• [Work to be completed] Leave out the images; return the rest of the data exactly.

• [Record extracts]
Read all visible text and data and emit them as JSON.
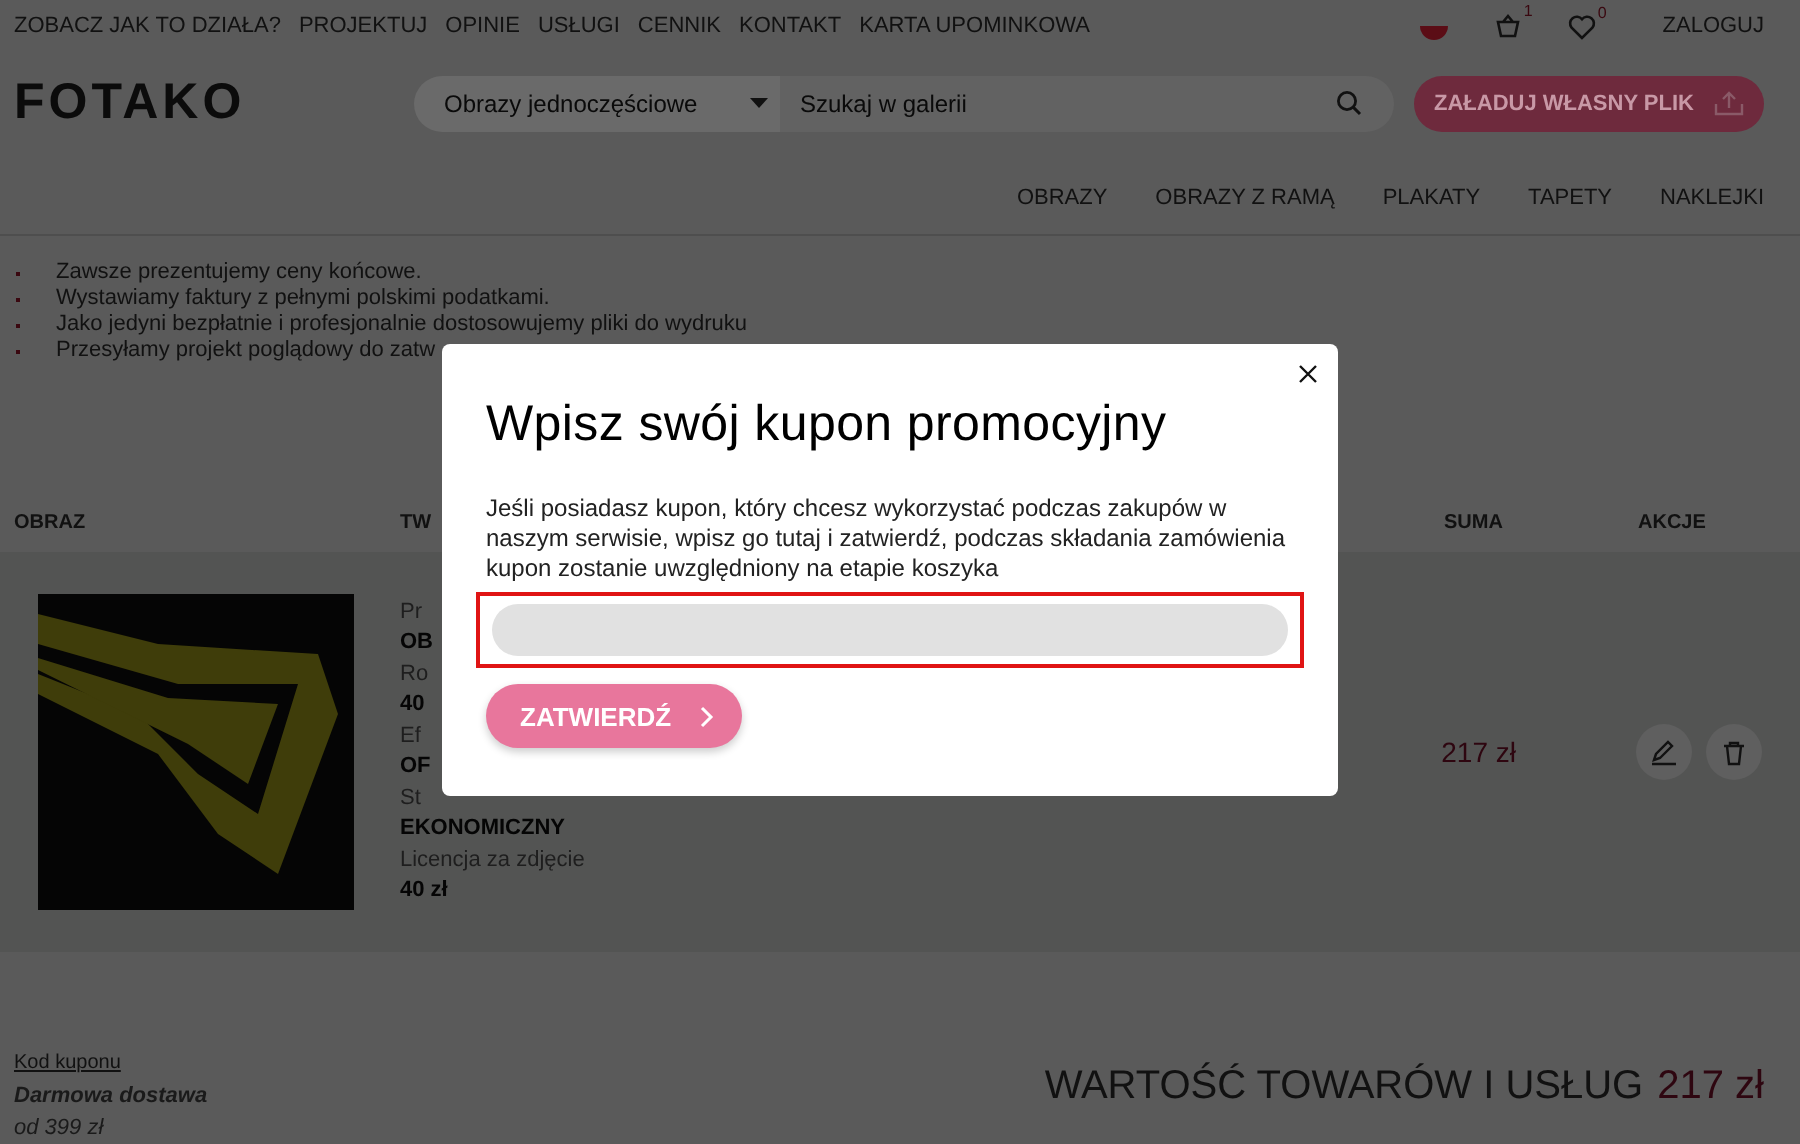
{
  "top_nav": {
    "links": [
      "ZOBACZ JAK TO DZIAŁA?",
      "PROJEKTUJ",
      "OPINIE",
      "USŁUGI",
      "CENNIK",
      "KONTAKT",
      "KARTA UPOMINKOWA"
    ],
    "cart_count": "1",
    "wishlist_count": "0",
    "login": "ZALOGUJ"
  },
  "header": {
    "logo": "FOTAKO",
    "category_select": "Obrazy jednoczęściowe",
    "search": {
      "placeholder": "Szukaj w galerii"
    },
    "upload_button": "ZAŁADUJ WŁASNY PLIK"
  },
  "category_nav": [
    "OBRAZY",
    "OBRAZY Z RAMĄ",
    "PLAKATY",
    "TAPETY",
    "NAKLEJKI"
  ],
  "benefits": [
    "Zawsze prezentujemy ceny końcowe.",
    "Wystawiamy faktury z pełnymi polskimi podatkami.",
    "Jako jedyni bezpłatnie i profesjonalnie dostosowujemy pliki do wydruku",
    "Przesyłamy projekt poglądowy do zatw"
  ],
  "cart_table": {
    "columns": [
      "OBRAZ",
      "TW",
      "SUMA",
      "AKCJE"
    ],
    "rows": [
      {
        "details": [
          {
            "label": "Pr",
            "value": "OB"
          },
          {
            "label": "Ro",
            "value": "40"
          },
          {
            "label": "Ef",
            "value": "OF"
          },
          {
            "label": "St",
            "value": "EKONOMICZNY"
          },
          {
            "label": "Licencja za zdjęcie",
            "value": "40 zł"
          }
        ],
        "sum": "217 zł"
      }
    ]
  },
  "coupon_link": "Kod kuponu",
  "free_shipping": "Darmowa dostawa",
  "free_shipping_threshold": "od 399 zł",
  "total": {
    "label": "WARTOŚĆ TOWARÓW I USŁUG",
    "value": "217 zł"
  },
  "modal": {
    "title": "Wpisz swój kupon promocyjny",
    "text": "Jeśli posiadasz kupon, który chcesz wykorzystać podczas zakupów w naszym serwisie, wpisz go tutaj i zatwierdź, podczas składania zamówienia kupon zostanie uwzględniony na etapie koszyka",
    "input": {
      "highlighted": true
    },
    "submit": "ZATWIERDŹ"
  }
}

• [Complete output]
Read all visible text and data and emit them as JSON.
{
  "top_nav": {
    "links": [
      "ZOBACZ JAK TO DZIAŁA?",
      "PROJEKTUJ",
      "OPINIE",
      "USŁUGI",
      "CENNIK",
      "KONTAKT",
      "KARTA UPOMINKOWA"
    ],
    "cart_count": "1",
    "wishlist_count": "0",
    "login": "ZALOGUJ"
  },
  "header": {
    "logo": "FOTAKO",
    "category_select": "Obrazy jednoczęściowe",
    "search": {
      "placeholder": "Szukaj w galerii"
    },
    "upload_button": "ZAŁADUJ WŁASNY PLIK"
  },
  "category_nav": [
    "OBRAZY",
    "OBRAZY Z RAMĄ",
    "PLAKATY",
    "TAPETY",
    "NAKLEJKI"
  ],
  "benefits": [
    "Zawsze prezentujemy ceny końcowe.",
    "Wystawiamy faktury z pełnymi polskimi podatkami.",
    "Jako jedyni bezpłatnie i profesjonalnie dostosowujemy pliki do wydruku",
    "Przesyłamy projekt poglądowy do zatw"
  ],
  "cart_table": {
    "columns": [
      "OBRAZ",
      "TW",
      "SUMA",
      "AKCJE"
    ],
    "rows": [
      {
        "details": [
          {
            "label": "Pr",
            "value": "OB"
          },
          {
            "label": "Ro",
            "value": "40"
          },
          {
            "label": "Ef",
            "value": "OF"
          },
          {
            "label": "St",
            "value": "EKONOMICZNY"
          },
          {
            "label": "Licencja za zdjęcie",
            "value": "40 zł"
          }
        ],
        "sum": "217 zł"
      }
    ]
  },
  "coupon_link": "Kod kuponu",
  "free_shipping": "Darmowa dostawa",
  "free_shipping_threshold": "od 399 zł",
  "total": {
    "label": "WARTOŚĆ TOWARÓW I USŁUG",
    "value": "217 zł"
  },
  "modal": {
    "title": "Wpisz swój kupon promocyjny",
    "text": "Jeśli posiadasz kupon, który chcesz wykorzystać podczas zakupów w naszym serwisie, wpisz go tutaj i zatwierdź, podczas składania zamówienia kupon zostanie uwzględniony na etapie koszyka",
    "input": {
      "highlighted": true
    },
    "submit": "ZATWIERDŹ"
  }
}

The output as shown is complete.